EXTRACT TO READ -
━━━
Missouri ‘film forum’ guides believers on journey of discovery
Jim Andris, 76, of St. Louis, Missouri, said the first time he saw the epic “The Ten Commandments” starring Charlton Heston, he believed the movie was gospel.

Charlton Heston plays Moses in the 1956 movie “The Ten Commandments.” Photo: Wikimedia Commons

“Since then I’ve traveled a long path of spiritual investigation,” Andris told ENS. “I grew up on those grand Hollywood visions of the patriarchs in the Bible. At the time, I saw those movies as helping us. I uncritically saw them as doors into understanding the message of the Christian scriptures.”

Now, he views the movies, as well as the biblical stories themselves, as intending “to tell us something about the way we should live our lives. There’s some truth, if we dig for it; we each have our own interpretation.”

Besides, said the retired university professor who now attends Trinity Episcopal Church in East St. Louis, “there’s this fascination with holy battles, or with right-versus-wrong battles where you see hour after hour of the most incredible, unbelievable carnage … with louder sound, and unbelievable graphics. At one level, I think it’s all just baloney. I can be entertained, but that doesn’t get us closer to the truth.”

He added that “the actual truth of Jesus Christ is not very exciting. Jesus Christ gave a nonviolent example and Hollywood seems to be obsessed with violence.”
━━━
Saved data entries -
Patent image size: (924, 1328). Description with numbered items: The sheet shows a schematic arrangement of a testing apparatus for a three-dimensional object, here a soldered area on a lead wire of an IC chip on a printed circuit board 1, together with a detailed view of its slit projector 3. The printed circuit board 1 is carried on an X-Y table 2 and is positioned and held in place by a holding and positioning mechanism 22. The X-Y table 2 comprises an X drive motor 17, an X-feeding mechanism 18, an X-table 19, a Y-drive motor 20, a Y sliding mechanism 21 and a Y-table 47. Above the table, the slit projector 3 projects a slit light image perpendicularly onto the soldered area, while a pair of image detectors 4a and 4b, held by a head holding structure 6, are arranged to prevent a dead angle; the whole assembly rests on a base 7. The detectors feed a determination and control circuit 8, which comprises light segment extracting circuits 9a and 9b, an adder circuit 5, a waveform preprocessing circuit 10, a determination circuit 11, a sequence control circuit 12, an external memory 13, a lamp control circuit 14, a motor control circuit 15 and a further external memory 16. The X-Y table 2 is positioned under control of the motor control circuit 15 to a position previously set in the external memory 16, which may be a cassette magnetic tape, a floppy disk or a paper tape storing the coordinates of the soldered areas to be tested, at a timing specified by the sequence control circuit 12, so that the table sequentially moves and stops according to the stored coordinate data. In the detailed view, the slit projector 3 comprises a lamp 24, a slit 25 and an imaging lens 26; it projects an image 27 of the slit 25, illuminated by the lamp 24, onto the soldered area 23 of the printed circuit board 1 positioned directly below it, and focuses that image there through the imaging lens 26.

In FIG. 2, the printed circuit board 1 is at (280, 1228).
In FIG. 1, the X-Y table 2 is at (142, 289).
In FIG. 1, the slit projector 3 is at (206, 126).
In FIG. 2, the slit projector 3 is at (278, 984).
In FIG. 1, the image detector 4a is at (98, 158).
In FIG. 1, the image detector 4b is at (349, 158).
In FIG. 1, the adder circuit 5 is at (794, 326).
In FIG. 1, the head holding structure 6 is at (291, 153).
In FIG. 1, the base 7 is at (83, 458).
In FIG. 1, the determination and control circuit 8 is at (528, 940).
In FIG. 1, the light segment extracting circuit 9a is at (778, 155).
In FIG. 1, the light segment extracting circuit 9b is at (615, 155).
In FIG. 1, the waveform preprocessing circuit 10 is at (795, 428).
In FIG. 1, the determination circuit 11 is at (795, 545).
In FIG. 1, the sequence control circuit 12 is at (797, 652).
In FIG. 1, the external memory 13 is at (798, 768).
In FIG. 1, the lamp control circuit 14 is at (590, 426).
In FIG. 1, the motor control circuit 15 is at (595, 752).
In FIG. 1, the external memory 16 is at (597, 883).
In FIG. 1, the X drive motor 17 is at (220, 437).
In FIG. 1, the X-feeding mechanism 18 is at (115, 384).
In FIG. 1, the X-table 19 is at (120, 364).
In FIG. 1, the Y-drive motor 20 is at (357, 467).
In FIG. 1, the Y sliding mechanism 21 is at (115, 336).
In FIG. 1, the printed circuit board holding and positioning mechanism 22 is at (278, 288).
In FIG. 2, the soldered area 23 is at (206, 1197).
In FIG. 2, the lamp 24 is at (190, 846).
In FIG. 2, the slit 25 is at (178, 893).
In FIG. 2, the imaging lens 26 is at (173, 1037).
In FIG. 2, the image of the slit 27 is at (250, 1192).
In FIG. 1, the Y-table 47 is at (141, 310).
━━━
TASK REQUIREMENTS -
1. Answer these questions from the article on the Missouri film forum:
(a) How old is Jim Andris?
(b) Which church does he now attend?
(c) According to Andris, what does Hollywood seem to be obsessed with?
2. Return the part of the article on the Missouri film forum starting with "Missouri ‘film forum’" and going on through "movie was gospel.".
3. Resume the article on the Missouri film forum after its last sentence.

ANSWERS TO THE EXERCISE -
1.
(a) He is 76.
(b) Trinity Episcopal Church in East St. Louis.
(c) Violence.

2.
Missouri ‘film forum’ guides believers on journey of discovery
Jim Andris, 76, of St. Louis, Missouri, said the first time he saw the epic “The Ten Commandments” starring Charlton Heston, he believed the movie was gospel.

3.
He credits a film forum series offered by another Trinity parishioner and long-time film critic Martha Baker with inviting deeper understanding of his own faith and theological themes in movie messages.

Baker, a KDHX-St. Louis Radio film critic, has reviewed movies since 1977 and “purposely steers clear of films like ‘Noah’” for discussion by the parish forum.

“I never have purposefully selected a film with what one might call a religious theme except maybe “The Way” with Martin Sheen,” the film about his character’s pilgrimage walking Spain’s El Camino de Santiago de Compostela, said Baker. “The other was a film about Hildegard of Bingen. Both were fabulous in and of themselves.”

But some movies, like Mel Gibson’s 2004 “The Passion of the Christ,” she believes, actually hurt the Christian message. “It was one of the worst movies ever made, generally, and then when you add the specifics of the Christian part of that tone, it does more damage than good. It was hurtful to the greater Christian message.”

Using ‘Fault’ to reach out to young people
Director of Children’s Ministry Lisa Brown maximized the opportunity for discussion and for outreach when the movie “The Fault in Our Stars” was filmed at her parish.

Released in June, the movie was based on the book of the same name, by Episcopalian John Green.

“He was named one of Time Magazine’s 100 Most Influential People. He’s known for his Crash Course videos on YouTube, mostly history lessons, and kids watch. Anytime you have an opportunity for the church to be connected to something so culturally relevant, we have an opportunity to reach out to a lot of kids.”

Although some were disappointed in the film’s portrayal of church and clergy, the movie sent a powerful message in a time when many young people may view the church as irrelevant or ineffective, Brown said, because the young couple returned to the church at a crucial moment in the movie.

Her youth group “was giddy to have something so tremendously cool associated with their church,” she recalled.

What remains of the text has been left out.